● **DIRECTIONS FOR THIS TASK**:
Locate all lines in the data below that hold "renewable" and show them.

● **SUPPLIED MATERIAL**:

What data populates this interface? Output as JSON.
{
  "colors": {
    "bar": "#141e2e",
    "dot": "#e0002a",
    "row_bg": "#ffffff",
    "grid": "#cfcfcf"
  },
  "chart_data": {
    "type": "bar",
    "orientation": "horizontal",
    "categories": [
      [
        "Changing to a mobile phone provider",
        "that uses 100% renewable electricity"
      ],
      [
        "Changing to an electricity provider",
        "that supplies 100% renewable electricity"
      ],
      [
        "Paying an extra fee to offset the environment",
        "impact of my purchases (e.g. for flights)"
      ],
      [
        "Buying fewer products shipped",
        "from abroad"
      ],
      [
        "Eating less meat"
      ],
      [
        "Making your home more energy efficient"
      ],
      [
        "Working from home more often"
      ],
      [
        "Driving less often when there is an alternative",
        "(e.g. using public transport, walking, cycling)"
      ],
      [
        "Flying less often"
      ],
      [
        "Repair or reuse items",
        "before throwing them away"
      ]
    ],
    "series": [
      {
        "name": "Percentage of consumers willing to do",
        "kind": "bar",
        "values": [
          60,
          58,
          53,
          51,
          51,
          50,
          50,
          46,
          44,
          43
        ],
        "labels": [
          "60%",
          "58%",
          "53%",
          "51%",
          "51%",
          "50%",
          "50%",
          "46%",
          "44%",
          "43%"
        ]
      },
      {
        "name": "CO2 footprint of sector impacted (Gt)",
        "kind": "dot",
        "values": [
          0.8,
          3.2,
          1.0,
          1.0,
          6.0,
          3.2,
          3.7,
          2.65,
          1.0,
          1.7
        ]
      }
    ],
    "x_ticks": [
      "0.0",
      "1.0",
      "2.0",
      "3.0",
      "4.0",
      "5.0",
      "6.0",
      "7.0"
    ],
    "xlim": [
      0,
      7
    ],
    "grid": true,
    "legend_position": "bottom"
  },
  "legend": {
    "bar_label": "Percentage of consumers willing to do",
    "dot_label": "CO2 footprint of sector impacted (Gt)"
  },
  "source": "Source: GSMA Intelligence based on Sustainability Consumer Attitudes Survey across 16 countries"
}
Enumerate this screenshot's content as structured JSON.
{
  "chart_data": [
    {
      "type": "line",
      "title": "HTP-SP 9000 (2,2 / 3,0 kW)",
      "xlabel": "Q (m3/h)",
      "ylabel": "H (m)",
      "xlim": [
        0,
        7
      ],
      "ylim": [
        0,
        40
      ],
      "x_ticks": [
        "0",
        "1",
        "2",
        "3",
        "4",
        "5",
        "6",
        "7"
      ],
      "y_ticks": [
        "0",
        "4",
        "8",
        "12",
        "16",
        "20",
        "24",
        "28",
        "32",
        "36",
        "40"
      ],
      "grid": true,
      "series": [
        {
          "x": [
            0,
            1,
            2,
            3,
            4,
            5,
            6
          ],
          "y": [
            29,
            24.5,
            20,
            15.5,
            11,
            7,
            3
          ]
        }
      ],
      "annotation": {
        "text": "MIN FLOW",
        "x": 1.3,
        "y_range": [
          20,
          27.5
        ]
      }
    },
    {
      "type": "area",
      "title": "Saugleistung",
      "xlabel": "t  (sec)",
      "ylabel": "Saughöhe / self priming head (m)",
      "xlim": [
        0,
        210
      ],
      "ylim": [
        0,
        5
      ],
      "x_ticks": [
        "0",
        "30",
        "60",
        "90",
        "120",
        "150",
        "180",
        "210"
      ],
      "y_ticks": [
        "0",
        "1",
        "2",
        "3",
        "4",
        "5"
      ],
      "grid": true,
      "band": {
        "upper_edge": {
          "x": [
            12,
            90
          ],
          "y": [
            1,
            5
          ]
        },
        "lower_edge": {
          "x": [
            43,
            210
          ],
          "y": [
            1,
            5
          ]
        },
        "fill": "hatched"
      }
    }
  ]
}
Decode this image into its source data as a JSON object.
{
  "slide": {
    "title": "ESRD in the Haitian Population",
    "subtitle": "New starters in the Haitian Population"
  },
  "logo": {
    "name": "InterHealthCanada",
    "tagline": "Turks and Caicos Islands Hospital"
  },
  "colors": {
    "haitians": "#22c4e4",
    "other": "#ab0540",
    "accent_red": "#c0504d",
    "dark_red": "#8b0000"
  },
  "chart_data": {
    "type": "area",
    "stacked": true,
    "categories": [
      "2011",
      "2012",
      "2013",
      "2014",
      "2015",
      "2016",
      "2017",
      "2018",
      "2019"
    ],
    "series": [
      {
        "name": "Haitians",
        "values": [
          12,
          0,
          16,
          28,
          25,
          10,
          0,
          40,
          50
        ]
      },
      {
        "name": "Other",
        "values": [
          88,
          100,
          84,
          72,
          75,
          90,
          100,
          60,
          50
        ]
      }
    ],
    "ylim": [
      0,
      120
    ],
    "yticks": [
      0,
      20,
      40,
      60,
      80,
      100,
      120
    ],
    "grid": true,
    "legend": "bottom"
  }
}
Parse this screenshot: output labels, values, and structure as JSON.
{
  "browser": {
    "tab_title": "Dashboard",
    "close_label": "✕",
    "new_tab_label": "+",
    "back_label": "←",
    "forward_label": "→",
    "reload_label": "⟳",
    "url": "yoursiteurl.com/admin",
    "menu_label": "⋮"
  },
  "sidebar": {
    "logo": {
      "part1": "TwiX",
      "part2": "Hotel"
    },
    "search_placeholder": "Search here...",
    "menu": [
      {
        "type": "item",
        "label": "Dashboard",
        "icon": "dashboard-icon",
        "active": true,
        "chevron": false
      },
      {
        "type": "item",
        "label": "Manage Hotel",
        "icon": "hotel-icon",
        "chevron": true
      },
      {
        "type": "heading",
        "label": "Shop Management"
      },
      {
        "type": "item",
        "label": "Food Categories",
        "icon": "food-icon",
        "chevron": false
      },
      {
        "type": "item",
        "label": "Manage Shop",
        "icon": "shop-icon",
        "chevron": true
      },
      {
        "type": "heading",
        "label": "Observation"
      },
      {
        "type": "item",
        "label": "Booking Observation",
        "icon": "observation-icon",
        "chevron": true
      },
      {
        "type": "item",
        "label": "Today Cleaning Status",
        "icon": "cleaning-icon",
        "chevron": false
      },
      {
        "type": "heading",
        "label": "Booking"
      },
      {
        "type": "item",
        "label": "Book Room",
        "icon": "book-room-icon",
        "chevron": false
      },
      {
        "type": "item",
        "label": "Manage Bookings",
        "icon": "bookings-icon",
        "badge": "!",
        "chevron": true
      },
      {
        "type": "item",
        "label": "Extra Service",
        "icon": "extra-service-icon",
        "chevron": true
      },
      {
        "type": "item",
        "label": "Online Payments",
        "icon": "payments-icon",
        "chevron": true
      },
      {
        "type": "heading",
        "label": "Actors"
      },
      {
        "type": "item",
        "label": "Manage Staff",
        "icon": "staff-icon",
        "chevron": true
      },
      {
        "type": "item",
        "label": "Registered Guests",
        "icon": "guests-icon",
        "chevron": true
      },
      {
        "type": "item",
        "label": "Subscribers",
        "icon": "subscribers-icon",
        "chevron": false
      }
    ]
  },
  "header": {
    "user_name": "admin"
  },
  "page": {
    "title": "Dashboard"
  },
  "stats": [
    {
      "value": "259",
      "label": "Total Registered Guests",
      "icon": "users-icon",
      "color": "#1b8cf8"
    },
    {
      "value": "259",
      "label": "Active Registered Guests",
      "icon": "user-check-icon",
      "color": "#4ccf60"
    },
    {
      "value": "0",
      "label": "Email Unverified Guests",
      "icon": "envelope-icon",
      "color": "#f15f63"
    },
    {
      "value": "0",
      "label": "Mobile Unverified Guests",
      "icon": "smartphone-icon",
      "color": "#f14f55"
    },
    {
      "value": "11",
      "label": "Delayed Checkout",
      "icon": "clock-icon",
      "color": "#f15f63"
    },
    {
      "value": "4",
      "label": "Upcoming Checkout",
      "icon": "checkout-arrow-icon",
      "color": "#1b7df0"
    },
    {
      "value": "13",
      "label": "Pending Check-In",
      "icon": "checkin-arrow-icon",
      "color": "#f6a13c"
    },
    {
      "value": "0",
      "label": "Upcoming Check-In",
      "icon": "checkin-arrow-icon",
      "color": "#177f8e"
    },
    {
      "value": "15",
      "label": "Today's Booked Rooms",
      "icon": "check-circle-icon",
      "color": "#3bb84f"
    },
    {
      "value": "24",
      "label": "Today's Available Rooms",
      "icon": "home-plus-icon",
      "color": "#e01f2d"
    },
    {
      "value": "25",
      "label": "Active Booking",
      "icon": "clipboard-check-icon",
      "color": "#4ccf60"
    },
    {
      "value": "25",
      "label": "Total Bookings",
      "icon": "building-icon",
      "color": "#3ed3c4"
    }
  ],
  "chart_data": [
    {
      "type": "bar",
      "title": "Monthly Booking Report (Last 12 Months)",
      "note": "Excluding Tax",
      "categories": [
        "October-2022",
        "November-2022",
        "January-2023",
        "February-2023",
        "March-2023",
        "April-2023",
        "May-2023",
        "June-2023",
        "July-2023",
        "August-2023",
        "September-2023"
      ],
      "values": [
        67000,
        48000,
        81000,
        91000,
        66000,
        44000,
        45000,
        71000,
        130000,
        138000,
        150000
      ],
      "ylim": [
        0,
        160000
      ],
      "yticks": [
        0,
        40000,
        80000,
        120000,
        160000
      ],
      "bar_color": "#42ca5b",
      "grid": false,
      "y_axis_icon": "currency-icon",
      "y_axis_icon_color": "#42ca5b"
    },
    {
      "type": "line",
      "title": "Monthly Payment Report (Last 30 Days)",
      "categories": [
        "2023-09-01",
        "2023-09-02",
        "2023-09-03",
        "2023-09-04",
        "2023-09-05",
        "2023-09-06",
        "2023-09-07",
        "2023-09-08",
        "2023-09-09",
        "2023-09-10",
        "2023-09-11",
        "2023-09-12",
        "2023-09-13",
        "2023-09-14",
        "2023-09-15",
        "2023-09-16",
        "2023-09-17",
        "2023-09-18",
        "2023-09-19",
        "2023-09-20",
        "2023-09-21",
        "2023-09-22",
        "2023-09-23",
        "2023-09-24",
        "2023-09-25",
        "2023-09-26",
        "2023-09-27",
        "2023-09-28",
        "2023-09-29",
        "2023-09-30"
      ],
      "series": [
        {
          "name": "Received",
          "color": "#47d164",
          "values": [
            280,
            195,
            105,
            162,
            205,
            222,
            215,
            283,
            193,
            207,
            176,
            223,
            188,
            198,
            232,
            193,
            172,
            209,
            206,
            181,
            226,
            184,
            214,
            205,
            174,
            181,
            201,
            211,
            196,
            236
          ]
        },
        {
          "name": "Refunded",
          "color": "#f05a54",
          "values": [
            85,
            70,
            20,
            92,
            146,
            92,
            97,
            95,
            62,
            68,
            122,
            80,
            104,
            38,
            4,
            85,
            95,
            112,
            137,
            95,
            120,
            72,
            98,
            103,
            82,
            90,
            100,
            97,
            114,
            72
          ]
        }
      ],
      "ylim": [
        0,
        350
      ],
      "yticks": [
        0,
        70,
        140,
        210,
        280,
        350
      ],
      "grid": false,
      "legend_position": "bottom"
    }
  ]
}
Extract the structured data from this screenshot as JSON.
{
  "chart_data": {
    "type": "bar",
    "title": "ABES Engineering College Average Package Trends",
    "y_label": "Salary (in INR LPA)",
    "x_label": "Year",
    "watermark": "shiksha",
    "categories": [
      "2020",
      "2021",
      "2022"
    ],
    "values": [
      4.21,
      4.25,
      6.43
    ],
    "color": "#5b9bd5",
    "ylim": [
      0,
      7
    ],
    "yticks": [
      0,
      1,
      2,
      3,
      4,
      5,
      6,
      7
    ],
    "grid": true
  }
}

● **EXERCISE ANSWER**:
        "that uses 100% renewable electricity"
        "that supplies 100% renewable electricity"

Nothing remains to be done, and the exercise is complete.